▶ Given exercise:
Return every line below as is, leaving out the pictures.

---------- Material to process

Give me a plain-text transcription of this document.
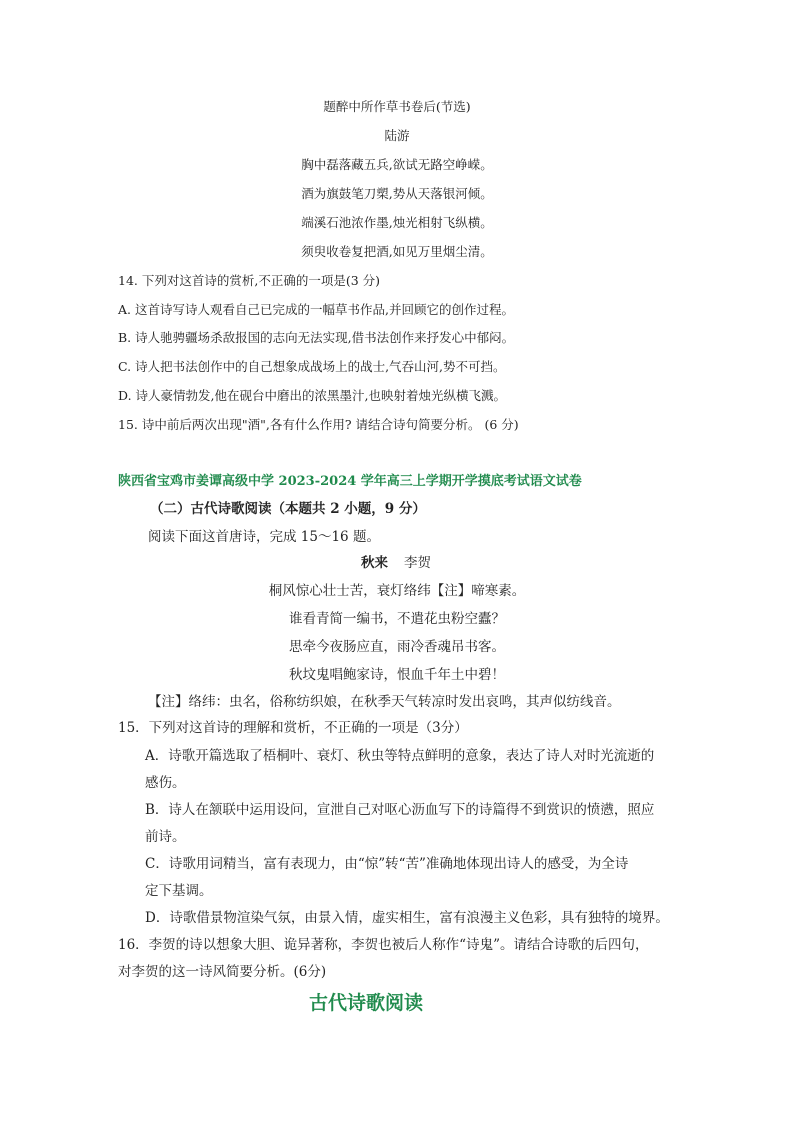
题醉中所作草书卷后(节选)
陆游
胸中磊落藏五兵,欲试无路空峥嵘。
酒为旗鼓笔刀槊,势从天落银河倾。
端溪石池浓作墨,烛光相射飞纵横。
须臾收卷复把酒,如见万里烟尘清。
14. 下列对这首诗的赏析,不正确的一项是(3 分)
A. 这首诗写诗人观看自己已完成的一幅草书作品,并回顾它的创作过程。
B. 诗人驰骋疆场杀敌报国的志向无法实现,借书法创作来抒发心中郁闷。
C. 诗人把书法创作中的自己想象成战场上的战士,气吞山河,势不可挡。
D. 诗人豪情勃发,他在砚台中磨出的浓黑墨汁,也映射着烛光纵横飞溅。
15. 诗中前后两次出现"酒",各有什么作用? 请结合诗句简要分析。 (6 分)
陕西省宝鸡市姜谭高级中学 2023-2024 学年高三上学期开学摸底考试语文试卷
（二）古代诗歌阅读（本题共 2 小题，9 分）
阅读下面这首唐诗，完成 15～16 题。
秋来 李贺
桐风惊心壮士苦，衰灯络纬【注】啼寒素。
谁看青简一编书，不遣花虫粉空蠹？
思牵今夜肠应直，雨冷香魂吊书客。
秋坟鬼唱鲍家诗，恨血千年土中碧！
【注】络纬：虫名，俗称纺织娘，在秋季天气转凉时发出哀鸣，其声似纺线音。
15．下列对这首诗的理解和赏析，不正确的一项是（3分）
A．诗歌开篇选取了梧桐叶、衰灯、秋虫等特点鲜明的意象，表达了诗人对时光流逝的
感伤。
B．诗人在颔联中运用设问，宣泄自己对呕心沥血写下的诗篇得不到赏识的愤懑，照应
前诗。
C．诗歌用词精当，富有表现力，由“惊”转“苦”准确地体现出诗人的感受，为全诗
定下基调。
D．诗歌借景物渲染气氛，由景入情，虚实相生，富有浪漫主义色彩，具有独特的境界。
16．李贺的诗以想象大胆、诡异著称，李贺也被后人称作“诗鬼”。请结合诗歌的后四句，
对李贺的这一诗风简要分析。(6分)
古代诗歌阅读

--------------------

▶ Answer to this exercise:
Give me a plain-text transcription of this document.
题醉中所作草书卷后(节选)
陆游
胸中磊落藏五兵,欲试无路空峥嵘。
酒为旗鼓笔刀槊,势从天落银河倾。
端溪石池浓作墨,烛光相射飞纵横。
须臾收卷复把酒,如见万里烟尘清。
14. 下列对这首诗的赏析,不正确的一项是(3 分)
A. 这首诗写诗人观看自己已完成的一幅草书作品,并回顾它的创作过程。
B. 诗人驰骋疆场杀敌报国的志向无法实现,借书法创作来抒发心中郁闷。
C. 诗人把书法创作中的自己想象成战场上的战士,气吞山河,势不可挡。
D. 诗人豪情勃发,他在砚台中磨出的浓黑墨汁,也映射着烛光纵横飞溅。
15. 诗中前后两次出现"酒",各有什么作用? 请结合诗句简要分析。 (6 分)
陕西省宝鸡市姜谭高级中学 2023-2024 学年高三上学期开学摸底考试语文试卷
（二）古代诗歌阅读（本题共 2 小题，9 分）
阅读下面这首唐诗，完成 15～16 题。
秋来 李贺
桐风惊心壮士苦，衰灯络纬【注】啼寒素。
谁看青简一编书，不遣花虫粉空蠹？
思牵今夜肠应直，雨冷香魂吊书客。
秋坟鬼唱鲍家诗，恨血千年土中碧！
【注】络纬：虫名，俗称纺织娘，在秋季天气转凉时发出哀鸣，其声似纺线音。
15．下列对这首诗的理解和赏析，不正确的一项是（3分）
A．诗歌开篇选取了梧桐叶、衰灯、秋虫等特点鲜明的意象，表达了诗人对时光流逝的
感伤。
B．诗人在颔联中运用设问，宣泄自己对呕心沥血写下的诗篇得不到赏识的愤懑，照应
前诗。
C．诗歌用词精当，富有表现力，由“惊”转“苦”准确地体现出诗人的感受，为全诗
定下基调。
D．诗歌借景物渲染气氛，由景入情，虚实相生，富有浪漫主义色彩，具有独特的境界。
16．李贺的诗以想象大胆、诡异著称，李贺也被后人称作“诗鬼”。请结合诗歌的后四句，
对李贺的这一诗风简要分析。(6分)
古代诗歌阅读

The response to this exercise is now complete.